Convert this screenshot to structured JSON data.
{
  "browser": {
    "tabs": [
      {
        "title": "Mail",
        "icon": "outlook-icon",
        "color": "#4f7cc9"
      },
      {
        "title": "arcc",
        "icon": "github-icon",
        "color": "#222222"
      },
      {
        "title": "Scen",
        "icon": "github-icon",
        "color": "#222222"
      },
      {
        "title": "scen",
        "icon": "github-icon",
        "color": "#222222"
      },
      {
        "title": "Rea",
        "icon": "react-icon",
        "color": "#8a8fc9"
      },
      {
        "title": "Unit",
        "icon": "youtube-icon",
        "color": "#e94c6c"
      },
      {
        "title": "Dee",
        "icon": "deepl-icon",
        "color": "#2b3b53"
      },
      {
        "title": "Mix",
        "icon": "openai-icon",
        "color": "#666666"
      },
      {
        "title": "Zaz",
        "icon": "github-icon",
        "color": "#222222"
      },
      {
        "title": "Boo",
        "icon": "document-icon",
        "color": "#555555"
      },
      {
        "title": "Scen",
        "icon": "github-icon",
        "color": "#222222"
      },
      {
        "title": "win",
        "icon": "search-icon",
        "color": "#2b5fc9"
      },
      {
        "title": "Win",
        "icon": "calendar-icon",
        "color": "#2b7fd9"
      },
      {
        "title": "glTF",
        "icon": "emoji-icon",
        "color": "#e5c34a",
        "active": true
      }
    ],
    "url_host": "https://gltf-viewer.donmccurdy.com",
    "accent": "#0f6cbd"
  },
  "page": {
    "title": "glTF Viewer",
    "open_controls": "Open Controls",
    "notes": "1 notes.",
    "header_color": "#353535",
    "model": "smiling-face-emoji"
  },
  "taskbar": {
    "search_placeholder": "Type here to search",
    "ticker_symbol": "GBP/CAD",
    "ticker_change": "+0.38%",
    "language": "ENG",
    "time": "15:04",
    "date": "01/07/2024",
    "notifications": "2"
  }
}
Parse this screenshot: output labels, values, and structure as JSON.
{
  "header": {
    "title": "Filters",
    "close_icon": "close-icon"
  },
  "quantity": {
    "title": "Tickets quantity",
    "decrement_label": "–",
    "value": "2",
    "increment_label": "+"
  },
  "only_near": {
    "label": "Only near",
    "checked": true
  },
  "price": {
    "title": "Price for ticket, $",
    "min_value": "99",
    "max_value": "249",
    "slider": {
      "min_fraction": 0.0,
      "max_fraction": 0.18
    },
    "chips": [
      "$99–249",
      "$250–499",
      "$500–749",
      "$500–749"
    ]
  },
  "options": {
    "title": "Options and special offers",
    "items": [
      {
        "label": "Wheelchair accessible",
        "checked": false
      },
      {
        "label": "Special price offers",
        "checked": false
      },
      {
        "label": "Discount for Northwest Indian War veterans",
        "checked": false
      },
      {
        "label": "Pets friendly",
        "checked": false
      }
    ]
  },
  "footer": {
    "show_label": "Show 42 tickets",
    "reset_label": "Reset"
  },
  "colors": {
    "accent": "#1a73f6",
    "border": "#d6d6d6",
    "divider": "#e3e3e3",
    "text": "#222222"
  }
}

━━━━━━━━━━━━━━━━━━━━

**WHAT YOU NEED TO DO**
Select and copy every line of the material that holds the string "JSON".

**EXERCISE SOLUTION**
Convert this screenshot to structured JSON data.
Parse this screenshot: output labels, values, and structure as JSON.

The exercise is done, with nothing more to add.